[Collected data entries]
↓
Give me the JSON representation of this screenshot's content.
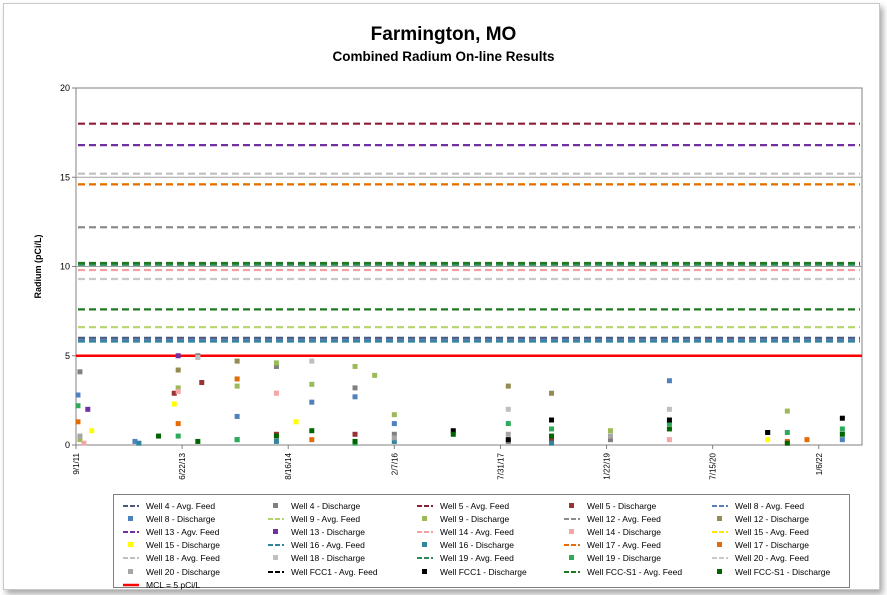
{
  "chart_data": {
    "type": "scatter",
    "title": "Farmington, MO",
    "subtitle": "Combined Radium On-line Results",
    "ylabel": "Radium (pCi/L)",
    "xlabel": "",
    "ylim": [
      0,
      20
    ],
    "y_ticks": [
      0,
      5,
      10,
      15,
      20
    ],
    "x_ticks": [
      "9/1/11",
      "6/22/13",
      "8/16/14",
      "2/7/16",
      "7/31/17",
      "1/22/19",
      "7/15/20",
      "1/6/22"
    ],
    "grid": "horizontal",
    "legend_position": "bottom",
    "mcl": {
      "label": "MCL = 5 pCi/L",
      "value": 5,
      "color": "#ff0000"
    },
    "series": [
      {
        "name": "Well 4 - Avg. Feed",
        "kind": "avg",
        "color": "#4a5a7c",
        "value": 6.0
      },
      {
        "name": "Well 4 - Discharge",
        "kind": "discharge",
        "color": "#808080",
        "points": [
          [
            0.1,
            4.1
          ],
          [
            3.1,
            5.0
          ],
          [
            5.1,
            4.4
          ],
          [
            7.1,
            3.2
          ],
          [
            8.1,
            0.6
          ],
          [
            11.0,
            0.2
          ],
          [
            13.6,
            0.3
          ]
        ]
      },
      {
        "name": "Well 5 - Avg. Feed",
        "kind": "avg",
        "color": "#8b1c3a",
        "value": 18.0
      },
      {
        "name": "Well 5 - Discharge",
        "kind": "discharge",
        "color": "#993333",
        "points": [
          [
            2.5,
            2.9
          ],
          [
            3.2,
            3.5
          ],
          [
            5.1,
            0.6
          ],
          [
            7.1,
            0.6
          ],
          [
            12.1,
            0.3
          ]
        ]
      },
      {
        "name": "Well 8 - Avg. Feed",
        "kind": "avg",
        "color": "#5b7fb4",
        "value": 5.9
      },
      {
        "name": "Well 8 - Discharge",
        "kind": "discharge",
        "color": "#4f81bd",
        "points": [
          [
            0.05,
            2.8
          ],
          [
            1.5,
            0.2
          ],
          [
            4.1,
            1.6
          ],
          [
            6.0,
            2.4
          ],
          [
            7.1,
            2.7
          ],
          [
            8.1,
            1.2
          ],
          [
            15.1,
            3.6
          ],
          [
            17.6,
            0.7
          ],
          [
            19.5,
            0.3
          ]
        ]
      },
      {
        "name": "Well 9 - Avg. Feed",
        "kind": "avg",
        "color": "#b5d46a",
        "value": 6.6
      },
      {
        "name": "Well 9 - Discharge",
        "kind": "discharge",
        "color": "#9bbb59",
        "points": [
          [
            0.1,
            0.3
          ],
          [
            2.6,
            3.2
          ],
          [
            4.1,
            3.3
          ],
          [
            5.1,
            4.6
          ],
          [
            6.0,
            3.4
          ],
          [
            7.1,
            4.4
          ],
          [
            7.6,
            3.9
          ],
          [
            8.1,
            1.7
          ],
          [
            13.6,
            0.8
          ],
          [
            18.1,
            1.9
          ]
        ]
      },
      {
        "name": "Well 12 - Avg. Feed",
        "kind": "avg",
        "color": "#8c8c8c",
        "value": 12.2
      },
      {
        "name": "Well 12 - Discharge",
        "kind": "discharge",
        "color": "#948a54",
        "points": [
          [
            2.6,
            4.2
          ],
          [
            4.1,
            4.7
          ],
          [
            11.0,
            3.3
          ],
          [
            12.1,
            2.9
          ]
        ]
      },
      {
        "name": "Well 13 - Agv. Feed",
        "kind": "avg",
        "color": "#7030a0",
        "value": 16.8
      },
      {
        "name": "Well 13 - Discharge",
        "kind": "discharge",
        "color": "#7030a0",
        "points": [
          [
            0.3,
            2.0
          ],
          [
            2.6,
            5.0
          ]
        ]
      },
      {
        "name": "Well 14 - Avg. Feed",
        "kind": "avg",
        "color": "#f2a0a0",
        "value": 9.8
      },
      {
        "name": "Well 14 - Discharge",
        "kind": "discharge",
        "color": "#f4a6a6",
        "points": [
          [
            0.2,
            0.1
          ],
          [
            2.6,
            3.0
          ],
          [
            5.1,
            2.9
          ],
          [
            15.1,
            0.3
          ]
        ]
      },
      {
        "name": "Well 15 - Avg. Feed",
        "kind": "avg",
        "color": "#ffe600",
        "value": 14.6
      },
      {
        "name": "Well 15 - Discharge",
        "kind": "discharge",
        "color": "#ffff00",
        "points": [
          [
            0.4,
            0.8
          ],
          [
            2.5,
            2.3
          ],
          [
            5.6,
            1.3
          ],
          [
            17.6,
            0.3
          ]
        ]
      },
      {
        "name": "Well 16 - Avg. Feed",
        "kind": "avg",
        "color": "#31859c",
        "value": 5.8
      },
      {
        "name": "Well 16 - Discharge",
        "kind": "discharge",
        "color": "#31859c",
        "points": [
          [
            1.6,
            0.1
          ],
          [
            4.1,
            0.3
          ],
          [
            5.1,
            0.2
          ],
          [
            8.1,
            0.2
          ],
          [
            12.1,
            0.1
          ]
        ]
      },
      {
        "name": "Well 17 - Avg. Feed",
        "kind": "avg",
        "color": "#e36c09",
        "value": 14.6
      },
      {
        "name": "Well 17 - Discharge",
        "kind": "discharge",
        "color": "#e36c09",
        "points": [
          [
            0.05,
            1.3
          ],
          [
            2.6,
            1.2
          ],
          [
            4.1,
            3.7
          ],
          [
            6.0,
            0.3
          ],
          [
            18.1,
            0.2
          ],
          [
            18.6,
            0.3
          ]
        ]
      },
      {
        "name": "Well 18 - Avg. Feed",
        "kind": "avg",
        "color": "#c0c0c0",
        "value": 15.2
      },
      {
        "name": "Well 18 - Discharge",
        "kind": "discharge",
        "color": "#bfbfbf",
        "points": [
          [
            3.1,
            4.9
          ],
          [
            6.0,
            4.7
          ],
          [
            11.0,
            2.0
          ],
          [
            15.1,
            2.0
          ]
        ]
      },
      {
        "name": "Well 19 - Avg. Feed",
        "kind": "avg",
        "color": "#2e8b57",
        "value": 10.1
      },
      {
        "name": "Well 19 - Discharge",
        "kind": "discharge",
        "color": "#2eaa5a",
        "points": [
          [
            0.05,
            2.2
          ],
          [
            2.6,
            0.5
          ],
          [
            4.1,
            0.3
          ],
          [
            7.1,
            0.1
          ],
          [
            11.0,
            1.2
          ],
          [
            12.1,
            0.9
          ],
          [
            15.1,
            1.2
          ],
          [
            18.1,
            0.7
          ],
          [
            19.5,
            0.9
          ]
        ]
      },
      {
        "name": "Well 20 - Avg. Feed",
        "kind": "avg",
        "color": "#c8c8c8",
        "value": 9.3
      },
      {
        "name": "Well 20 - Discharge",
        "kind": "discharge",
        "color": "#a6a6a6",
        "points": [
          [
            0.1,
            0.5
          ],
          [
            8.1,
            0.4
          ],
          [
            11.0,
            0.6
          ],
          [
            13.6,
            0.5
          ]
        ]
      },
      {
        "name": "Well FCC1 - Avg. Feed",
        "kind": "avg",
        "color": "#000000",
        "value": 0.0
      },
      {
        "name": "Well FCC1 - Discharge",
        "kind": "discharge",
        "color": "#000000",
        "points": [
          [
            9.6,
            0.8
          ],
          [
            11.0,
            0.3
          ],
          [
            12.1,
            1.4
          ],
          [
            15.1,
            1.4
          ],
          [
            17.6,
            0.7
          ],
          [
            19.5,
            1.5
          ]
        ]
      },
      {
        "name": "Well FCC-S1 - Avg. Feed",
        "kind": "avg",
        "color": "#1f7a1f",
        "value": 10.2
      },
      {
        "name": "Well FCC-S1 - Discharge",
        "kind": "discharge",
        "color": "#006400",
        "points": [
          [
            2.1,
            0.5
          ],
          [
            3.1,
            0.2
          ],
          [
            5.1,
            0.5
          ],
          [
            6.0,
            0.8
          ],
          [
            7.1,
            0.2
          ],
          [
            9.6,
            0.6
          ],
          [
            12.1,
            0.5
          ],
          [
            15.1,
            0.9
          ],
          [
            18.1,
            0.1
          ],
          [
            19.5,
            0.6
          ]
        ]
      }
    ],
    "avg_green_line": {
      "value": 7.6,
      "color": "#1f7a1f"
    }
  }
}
↑
↓
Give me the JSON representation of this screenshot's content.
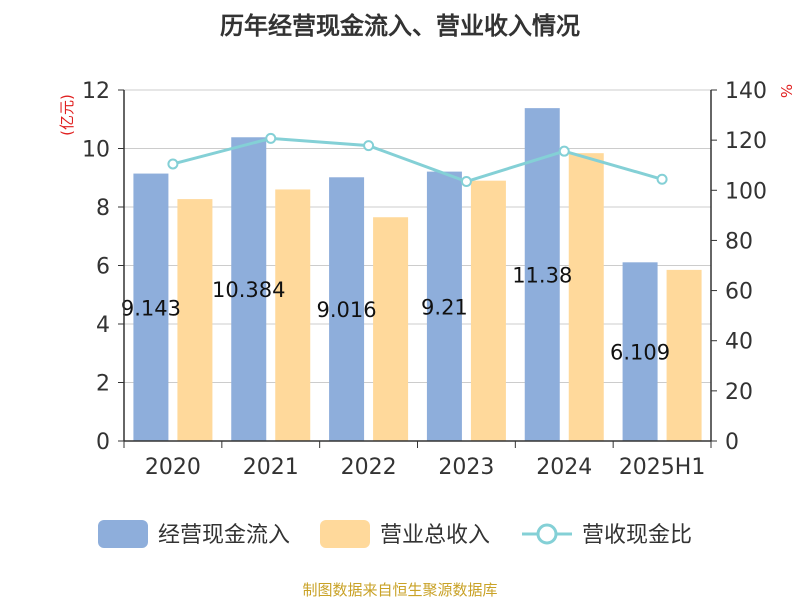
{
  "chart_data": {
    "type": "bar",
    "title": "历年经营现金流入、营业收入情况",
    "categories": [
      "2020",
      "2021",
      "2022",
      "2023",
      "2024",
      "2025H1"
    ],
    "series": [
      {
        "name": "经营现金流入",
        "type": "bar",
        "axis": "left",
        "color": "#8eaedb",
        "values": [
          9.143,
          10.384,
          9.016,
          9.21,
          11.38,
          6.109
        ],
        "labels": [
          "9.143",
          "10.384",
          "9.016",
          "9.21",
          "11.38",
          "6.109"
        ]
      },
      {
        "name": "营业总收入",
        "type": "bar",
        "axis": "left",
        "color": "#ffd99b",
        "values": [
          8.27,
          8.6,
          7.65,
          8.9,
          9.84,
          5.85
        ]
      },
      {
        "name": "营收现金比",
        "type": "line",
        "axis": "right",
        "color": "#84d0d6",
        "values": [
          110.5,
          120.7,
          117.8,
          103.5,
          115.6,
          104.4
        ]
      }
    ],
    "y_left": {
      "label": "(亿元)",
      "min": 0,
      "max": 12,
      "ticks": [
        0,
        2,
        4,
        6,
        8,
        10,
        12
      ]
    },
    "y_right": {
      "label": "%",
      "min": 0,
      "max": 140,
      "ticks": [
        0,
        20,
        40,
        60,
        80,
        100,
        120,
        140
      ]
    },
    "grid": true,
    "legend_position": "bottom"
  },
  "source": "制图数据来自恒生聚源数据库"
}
↑
Gather up every line in the data above that contains the word "type", copying each one.

    "type": "scatter",
    "type": "bar",
        "type": "bar",
        "type": "bar",
        "type": "line",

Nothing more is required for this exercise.